### STATED GOAL
Reproduce the listing below in its entirety. Change nothing.
** BEGIN DATASET RECORDS **
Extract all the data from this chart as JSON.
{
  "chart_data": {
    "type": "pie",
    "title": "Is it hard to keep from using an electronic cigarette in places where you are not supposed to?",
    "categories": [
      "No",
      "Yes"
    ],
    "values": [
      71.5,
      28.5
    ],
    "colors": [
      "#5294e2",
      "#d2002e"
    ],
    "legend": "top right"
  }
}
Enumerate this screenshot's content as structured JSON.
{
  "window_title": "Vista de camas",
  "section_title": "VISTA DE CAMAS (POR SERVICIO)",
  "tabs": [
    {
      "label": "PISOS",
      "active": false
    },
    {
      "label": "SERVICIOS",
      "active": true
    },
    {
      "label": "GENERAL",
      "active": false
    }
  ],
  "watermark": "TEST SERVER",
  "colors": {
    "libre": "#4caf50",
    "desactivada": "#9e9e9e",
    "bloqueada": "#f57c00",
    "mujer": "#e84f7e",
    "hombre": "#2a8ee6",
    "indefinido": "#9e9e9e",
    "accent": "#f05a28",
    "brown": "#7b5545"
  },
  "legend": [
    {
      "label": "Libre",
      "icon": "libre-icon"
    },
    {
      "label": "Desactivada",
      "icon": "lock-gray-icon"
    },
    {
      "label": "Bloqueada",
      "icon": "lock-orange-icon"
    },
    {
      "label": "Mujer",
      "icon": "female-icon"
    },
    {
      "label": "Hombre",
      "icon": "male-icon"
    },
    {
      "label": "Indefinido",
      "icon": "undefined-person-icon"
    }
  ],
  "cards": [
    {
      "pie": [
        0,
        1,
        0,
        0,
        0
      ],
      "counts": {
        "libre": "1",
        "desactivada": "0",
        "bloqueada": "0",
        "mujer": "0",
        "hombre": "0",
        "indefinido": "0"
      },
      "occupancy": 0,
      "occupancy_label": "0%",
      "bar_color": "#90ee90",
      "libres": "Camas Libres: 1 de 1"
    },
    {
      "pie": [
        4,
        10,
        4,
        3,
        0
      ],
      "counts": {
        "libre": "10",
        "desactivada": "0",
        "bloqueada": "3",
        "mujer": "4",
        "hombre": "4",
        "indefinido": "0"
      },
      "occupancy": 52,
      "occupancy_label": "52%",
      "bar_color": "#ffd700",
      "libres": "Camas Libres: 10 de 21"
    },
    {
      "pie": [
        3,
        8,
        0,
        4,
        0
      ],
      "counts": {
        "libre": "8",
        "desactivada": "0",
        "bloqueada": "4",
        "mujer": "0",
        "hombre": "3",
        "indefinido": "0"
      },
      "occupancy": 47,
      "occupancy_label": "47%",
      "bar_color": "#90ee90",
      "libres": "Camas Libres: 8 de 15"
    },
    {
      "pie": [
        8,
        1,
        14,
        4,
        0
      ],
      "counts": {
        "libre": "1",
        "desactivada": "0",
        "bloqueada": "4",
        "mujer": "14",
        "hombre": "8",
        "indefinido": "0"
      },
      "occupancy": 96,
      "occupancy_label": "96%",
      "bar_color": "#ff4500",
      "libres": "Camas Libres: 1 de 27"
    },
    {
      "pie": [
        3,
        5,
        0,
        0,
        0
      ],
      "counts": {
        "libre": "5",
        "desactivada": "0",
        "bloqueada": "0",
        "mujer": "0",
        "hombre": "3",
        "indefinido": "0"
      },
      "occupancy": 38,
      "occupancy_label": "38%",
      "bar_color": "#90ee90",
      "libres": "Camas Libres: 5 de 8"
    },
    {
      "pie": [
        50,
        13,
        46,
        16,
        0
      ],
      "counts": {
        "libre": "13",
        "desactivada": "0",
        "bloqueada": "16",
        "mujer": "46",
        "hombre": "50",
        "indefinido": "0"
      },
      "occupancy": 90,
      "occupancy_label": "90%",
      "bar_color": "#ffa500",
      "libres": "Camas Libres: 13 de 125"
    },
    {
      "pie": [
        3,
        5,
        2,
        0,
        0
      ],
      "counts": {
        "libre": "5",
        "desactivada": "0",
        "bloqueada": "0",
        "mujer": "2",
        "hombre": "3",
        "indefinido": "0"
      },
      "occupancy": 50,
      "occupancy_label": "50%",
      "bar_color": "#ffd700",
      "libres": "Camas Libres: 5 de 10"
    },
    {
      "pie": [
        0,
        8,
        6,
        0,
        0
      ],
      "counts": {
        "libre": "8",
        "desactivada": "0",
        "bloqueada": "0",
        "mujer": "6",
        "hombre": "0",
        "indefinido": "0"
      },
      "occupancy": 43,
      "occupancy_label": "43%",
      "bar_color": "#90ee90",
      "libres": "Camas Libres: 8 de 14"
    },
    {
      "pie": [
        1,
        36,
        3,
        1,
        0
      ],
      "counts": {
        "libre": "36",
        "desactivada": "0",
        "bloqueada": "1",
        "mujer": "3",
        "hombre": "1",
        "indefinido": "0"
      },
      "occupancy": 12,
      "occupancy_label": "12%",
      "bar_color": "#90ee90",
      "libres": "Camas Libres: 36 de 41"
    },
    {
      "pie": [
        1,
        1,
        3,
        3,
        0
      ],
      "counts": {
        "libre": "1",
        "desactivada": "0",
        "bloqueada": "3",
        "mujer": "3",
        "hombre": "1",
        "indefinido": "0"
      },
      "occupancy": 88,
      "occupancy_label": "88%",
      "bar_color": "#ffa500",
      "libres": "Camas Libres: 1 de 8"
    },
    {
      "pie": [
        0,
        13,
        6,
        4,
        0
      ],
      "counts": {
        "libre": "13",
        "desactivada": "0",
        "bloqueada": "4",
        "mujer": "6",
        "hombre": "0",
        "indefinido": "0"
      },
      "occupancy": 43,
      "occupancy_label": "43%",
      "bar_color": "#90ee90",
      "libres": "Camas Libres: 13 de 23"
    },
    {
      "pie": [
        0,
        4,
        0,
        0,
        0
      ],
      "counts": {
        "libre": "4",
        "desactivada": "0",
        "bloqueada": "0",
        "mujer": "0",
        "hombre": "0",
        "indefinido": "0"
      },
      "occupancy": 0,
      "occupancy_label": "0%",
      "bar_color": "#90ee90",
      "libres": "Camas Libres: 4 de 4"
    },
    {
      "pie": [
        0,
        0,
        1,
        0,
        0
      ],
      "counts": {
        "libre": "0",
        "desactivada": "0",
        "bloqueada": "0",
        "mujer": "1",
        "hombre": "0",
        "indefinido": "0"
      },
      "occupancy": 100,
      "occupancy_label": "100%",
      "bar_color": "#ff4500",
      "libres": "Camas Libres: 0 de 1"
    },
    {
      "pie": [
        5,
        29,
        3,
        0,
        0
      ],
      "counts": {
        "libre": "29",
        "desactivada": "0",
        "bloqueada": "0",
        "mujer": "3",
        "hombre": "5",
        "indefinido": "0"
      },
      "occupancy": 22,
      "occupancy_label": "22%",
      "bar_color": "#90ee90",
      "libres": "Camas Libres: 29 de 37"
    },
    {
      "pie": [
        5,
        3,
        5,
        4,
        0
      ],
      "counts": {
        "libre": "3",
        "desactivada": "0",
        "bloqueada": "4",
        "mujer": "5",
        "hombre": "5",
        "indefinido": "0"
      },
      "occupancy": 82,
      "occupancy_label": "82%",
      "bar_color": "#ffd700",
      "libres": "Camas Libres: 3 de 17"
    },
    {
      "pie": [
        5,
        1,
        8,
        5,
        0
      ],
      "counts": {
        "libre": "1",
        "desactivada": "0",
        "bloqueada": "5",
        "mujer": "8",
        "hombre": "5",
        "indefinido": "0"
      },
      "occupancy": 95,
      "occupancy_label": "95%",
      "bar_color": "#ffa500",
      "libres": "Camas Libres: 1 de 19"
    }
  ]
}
** END DATASET RECORDS **
### COMPLETED TASK
Extract all the data from this chart as JSON.
{
  "chart_data": {
    "type": "pie",
    "title": "Is it hard to keep from using an electronic cigarette in places where you are not supposed to?",
    "categories": [
      "No",
      "Yes"
    ],
    "values": [
      71.5,
      28.5
    ],
    "colors": [
      "#5294e2",
      "#d2002e"
    ],
    "legend": "top right"
  }
}
Enumerate this screenshot's content as structured JSON.
{
  "window_title": "Vista de camas",
  "section_title": "VISTA DE CAMAS (POR SERVICIO)",
  "tabs": [
    {
      "label": "PISOS",
      "active": false
    },
    {
      "label": "SERVICIOS",
      "active": true
    },
    {
      "label": "GENERAL",
      "active": false
    }
  ],
  "watermark": "TEST SERVER",
  "colors": {
    "libre": "#4caf50",
    "desactivada": "#9e9e9e",
    "bloqueada": "#f57c00",
    "mujer": "#e84f7e",
    "hombre": "#2a8ee6",
    "indefinido": "#9e9e9e",
    "accent": "#f05a28",
    "brown": "#7b5545"
  },
  "legend": [
    {
      "label": "Libre",
      "icon": "libre-icon"
    },
    {
      "label": "Desactivada",
      "icon": "lock-gray-icon"
    },
    {
      "label": "Bloqueada",
      "icon": "lock-orange-icon"
    },
    {
      "label": "Mujer",
      "icon": "female-icon"
    },
    {
      "label": "Hombre",
      "icon": "male-icon"
    },
    {
      "label": "Indefinido",
      "icon": "undefined-person-icon"
    }
  ],
  "cards": [
    {
      "pie": [
        0,
        1,
        0,
        0,
        0
      ],
      "counts": {
        "libre": "1",
        "desactivada": "0",
        "bloqueada": "0",
        "mujer": "0",
        "hombre": "0",
        "indefinido": "0"
      },
      "occupancy": 0,
      "occupancy_label": "0%",
      "bar_color": "#90ee90",
      "libres": "Camas Libres: 1 de 1"
    },
    {
      "pie": [
        4,
        10,
        4,
        3,
        0
      ],
      "counts": {
        "libre": "10",
        "desactivada": "0",
        "bloqueada": "3",
        "mujer": "4",
        "hombre": "4",
        "indefinido": "0"
      },
      "occupancy": 52,
      "occupancy_label": "52%",
      "bar_color": "#ffd700",
      "libres": "Camas Libres: 10 de 21"
    },
    {
      "pie": [
        3,
        8,
        0,
        4,
        0
      ],
      "counts": {
        "libre": "8",
        "desactivada": "0",
        "bloqueada": "4",
        "mujer": "0",
        "hombre": "3",
        "indefinido": "0"
      },
      "occupancy": 47,
      "occupancy_label": "47%",
      "bar_color": "#90ee90",
      "libres": "Camas Libres: 8 de 15"
    },
    {
      "pie": [
        8,
        1,
        14,
        4,
        0
      ],
      "counts": {
        "libre": "1",
        "desactivada": "0",
        "bloqueada": "4",
        "mujer": "14",
        "hombre": "8",
        "indefinido": "0"
      },
      "occupancy": 96,
      "occupancy_label": "96%",
      "bar_color": "#ff4500",
      "libres": "Camas Libres: 1 de 27"
    },
    {
      "pie": [
        3,
        5,
        0,
        0,
        0
      ],
      "counts": {
        "libre": "5",
        "desactivada": "0",
        "bloqueada": "0",
        "mujer": "0",
        "hombre": "3",
        "indefinido": "0"
      },
      "occupancy": 38,
      "occupancy_label": "38%",
      "bar_color": "#90ee90",
      "libres": "Camas Libres: 5 de 8"
    },
    {
      "pie": [
        50,
        13,
        46,
        16,
        0
      ],
      "counts": {
        "libre": "13",
        "desactivada": "0",
        "bloqueada": "16",
        "mujer": "46",
        "hombre": "50",
        "indefinido": "0"
      },
      "occupancy": 90,
      "occupancy_label": "90%",
      "bar_color": "#ffa500",
      "libres": "Camas Libres: 13 de 125"
    },
    {
      "pie": [
        3,
        5,
        2,
        0,
        0
      ],
      "counts": {
        "libre": "5",
        "desactivada": "0",
        "bloqueada": "0",
        "mujer": "2",
        "hombre": "3",
        "indefinido": "0"
      },
      "occupancy": 50,
      "occupancy_label": "50%",
      "bar_color": "#ffd700",
      "libres": "Camas Libres: 5 de 10"
    },
    {
      "pie": [
        0,
        8,
        6,
        0,
        0
      ],
      "counts": {
        "libre": "8",
        "desactivada": "0",
        "bloqueada": "0",
        "mujer": "6",
        "hombre": "0",
        "indefinido": "0"
      },
      "occupancy": 43,
      "occupancy_label": "43%",
      "bar_color": "#90ee90",
      "libres": "Camas Libres: 8 de 14"
    },
    {
      "pie": [
        1,
        36,
        3,
        1,
        0
      ],
      "counts": {
        "libre": "36",
        "desactivada": "0",
        "bloqueada": "1",
        "mujer": "3",
        "hombre": "1",
        "indefinido": "0"
      },
      "occupancy": 12,
      "occupancy_label": "12%",
      "bar_color": "#90ee90",
      "libres": "Camas Libres: 36 de 41"
    },
    {
      "pie": [
        1,
        1,
        3,
        3,
        0
      ],
      "counts": {
        "libre": "1",
        "desactivada": "0",
        "bloqueada": "3",
        "mujer": "3",
        "hombre": "1",
        "indefinido": "0"
      },
      "occupancy": 88,
      "occupancy_label": "88%",
      "bar_color": "#ffa500",
      "libres": "Camas Libres: 1 de 8"
    },
    {
      "pie": [
        0,
        13,
        6,
        4,
        0
      ],
      "counts": {
        "libre": "13",
        "desactivada": "0",
        "bloqueada": "4",
        "mujer": "6",
        "hombre": "0",
        "indefinido": "0"
      },
      "occupancy": 43,
      "occupancy_label": "43%",
      "bar_color": "#90ee90",
      "libres": "Camas Libres: 13 de 23"
    },
    {
      "pie": [
        0,
        4,
        0,
        0,
        0
      ],
      "counts": {
        "libre": "4",
        "desactivada": "0",
        "bloqueada": "0",
        "mujer": "0",
        "hombre": "0",
        "indefinido": "0"
      },
      "occupancy": 0,
      "occupancy_label": "0%",
      "bar_color": "#90ee90",
      "libres": "Camas Libres: 4 de 4"
    },
    {
      "pie": [
        0,
        0,
        1,
        0,
        0
      ],
      "counts": {
        "libre": "0",
        "desactivada": "0",
        "bloqueada": "0",
        "mujer": "1",
        "hombre": "0",
        "indefinido": "0"
      },
      "occupancy": 100,
      "occupancy_label": "100%",
      "bar_color": "#ff4500",
      "libres": "Camas Libres: 0 de 1"
    },
    {
      "pie": [
        5,
        29,
        3,
        0,
        0
      ],
      "counts": {
        "libre": "29",
        "desactivada": "0",
        "bloqueada": "0",
        "mujer": "3",
        "hombre": "5",
        "indefinido": "0"
      },
      "occupancy": 22,
      "occupancy_label": "22%",
      "bar_color": "#90ee90",
      "libres": "Camas Libres: 29 de 37"
    },
    {
      "pie": [
        5,
        3,
        5,
        4,
        0
      ],
      "counts": {
        "libre": "3",
        "desactivada": "0",
        "bloqueada": "4",
        "mujer": "5",
        "hombre": "5",
        "indefinido": "0"
      },
      "occupancy": 82,
      "occupancy_label": "82%",
      "bar_color": "#ffd700",
      "libres": "Camas Libres: 3 de 17"
    },
    {
      "pie": [
        5,
        1,
        8,
        5,
        0
      ],
      "counts": {
        "libre": "1",
        "desactivada": "0",
        "bloqueada": "5",
        "mujer": "8",
        "hombre": "5",
        "indefinido": "0"
      },
      "occupancy": 95,
      "occupancy_label": "95%",
      "bar_color": "#ffa500",
      "libres": "Camas Libres: 1 de 19"
    }
  ]
}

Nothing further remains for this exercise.